**Requirement**
For every line in the data below that contains "name", copy the line.

-*-*-

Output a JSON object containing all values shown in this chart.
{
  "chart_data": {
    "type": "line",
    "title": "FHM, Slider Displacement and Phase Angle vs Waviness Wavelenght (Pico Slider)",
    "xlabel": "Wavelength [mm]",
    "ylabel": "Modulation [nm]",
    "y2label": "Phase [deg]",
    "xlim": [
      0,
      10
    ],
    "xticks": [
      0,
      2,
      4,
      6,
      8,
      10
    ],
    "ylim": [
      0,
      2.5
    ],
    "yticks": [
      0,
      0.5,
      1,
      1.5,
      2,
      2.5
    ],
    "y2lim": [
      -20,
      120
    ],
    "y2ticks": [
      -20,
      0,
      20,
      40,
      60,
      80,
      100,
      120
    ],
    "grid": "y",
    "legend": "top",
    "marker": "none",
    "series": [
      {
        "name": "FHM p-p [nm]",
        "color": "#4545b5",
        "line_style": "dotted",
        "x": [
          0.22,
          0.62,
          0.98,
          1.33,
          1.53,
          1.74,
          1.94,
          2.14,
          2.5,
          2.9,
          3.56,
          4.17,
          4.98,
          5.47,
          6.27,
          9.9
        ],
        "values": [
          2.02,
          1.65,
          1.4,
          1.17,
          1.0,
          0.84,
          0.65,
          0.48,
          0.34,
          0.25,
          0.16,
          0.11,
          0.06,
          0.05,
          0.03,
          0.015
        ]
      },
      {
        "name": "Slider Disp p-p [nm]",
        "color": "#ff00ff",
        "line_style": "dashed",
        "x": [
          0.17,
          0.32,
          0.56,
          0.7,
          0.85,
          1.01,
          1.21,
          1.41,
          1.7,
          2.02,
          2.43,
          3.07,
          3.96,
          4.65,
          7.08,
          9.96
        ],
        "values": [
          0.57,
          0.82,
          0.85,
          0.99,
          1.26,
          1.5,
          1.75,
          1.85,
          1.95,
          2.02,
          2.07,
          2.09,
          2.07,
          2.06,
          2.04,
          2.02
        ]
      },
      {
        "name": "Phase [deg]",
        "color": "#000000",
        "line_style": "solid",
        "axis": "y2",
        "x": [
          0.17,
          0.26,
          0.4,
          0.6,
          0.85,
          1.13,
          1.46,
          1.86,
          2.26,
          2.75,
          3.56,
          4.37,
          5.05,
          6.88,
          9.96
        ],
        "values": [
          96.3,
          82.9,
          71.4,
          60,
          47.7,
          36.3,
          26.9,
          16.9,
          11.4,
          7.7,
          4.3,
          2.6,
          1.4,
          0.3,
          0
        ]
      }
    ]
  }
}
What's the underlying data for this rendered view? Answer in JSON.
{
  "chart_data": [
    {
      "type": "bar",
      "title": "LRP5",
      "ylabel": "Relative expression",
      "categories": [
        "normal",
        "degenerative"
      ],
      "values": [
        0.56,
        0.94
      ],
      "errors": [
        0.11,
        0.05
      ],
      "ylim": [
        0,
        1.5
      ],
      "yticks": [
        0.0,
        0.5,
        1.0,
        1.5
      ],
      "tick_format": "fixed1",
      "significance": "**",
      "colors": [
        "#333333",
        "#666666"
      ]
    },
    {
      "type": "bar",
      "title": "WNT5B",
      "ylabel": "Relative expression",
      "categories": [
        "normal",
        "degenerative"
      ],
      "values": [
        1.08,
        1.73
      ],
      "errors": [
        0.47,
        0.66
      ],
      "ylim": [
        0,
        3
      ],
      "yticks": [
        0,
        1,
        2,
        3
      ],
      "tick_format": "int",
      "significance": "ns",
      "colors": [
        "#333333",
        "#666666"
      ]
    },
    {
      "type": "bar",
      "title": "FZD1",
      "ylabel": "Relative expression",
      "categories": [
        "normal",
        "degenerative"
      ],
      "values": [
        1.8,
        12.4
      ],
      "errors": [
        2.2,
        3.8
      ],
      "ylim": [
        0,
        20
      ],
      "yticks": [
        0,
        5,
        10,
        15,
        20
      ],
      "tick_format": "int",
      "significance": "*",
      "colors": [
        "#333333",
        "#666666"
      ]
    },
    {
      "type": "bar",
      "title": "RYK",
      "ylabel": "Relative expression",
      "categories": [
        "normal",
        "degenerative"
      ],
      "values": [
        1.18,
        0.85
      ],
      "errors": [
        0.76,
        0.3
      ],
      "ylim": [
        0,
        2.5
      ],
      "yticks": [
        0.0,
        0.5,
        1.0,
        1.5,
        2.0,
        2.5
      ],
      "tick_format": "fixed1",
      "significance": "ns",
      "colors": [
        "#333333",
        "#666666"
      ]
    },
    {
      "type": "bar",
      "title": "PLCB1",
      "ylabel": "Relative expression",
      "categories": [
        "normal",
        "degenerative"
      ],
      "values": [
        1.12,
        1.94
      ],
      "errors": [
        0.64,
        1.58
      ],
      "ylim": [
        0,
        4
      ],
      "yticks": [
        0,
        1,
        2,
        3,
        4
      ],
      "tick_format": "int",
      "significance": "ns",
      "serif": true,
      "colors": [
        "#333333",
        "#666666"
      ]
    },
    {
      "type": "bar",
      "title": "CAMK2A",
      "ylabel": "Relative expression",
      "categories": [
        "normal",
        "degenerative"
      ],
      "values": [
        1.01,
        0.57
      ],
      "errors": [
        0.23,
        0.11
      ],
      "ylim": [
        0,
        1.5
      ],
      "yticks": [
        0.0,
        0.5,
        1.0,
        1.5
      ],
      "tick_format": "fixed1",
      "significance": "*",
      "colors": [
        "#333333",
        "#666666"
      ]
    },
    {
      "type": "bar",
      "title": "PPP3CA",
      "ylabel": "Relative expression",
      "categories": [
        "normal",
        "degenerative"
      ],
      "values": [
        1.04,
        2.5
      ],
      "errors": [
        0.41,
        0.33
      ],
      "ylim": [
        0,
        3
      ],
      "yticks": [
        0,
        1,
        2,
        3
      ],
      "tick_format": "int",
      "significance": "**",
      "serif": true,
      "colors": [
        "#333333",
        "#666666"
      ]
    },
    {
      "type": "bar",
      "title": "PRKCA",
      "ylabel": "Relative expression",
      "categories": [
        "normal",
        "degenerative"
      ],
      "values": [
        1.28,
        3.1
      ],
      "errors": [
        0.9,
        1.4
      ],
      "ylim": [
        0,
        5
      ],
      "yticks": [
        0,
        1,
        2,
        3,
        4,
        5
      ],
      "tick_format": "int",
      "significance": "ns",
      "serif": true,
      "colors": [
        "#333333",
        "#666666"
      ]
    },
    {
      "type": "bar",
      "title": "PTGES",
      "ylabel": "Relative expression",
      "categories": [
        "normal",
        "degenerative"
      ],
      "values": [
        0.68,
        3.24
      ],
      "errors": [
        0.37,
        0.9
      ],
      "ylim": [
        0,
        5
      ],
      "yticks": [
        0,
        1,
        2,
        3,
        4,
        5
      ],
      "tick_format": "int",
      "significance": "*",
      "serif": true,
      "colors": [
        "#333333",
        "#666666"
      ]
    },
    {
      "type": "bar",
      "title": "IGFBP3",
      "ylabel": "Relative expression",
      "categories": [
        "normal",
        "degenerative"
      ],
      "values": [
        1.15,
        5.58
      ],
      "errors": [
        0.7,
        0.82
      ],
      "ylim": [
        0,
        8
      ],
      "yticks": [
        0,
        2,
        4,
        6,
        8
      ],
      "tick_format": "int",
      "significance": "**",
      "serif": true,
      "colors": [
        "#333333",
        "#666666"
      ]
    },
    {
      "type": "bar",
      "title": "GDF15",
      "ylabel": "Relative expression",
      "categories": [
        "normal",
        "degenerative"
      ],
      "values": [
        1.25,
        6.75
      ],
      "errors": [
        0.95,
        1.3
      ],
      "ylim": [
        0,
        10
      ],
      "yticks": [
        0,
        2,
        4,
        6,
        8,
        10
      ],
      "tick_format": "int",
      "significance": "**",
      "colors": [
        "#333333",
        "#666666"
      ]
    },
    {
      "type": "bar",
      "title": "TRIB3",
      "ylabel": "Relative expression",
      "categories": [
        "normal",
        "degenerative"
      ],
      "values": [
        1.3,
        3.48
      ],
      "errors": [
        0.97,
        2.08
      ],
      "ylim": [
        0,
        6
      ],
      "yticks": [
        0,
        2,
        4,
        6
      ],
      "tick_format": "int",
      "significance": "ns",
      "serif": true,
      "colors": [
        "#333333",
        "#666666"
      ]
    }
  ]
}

-*-*-

**Written solution**
        "name": "FHM p-p [nm]",
        "name": "Slider Disp p-p [nm]",
        "name": "Phase [deg]",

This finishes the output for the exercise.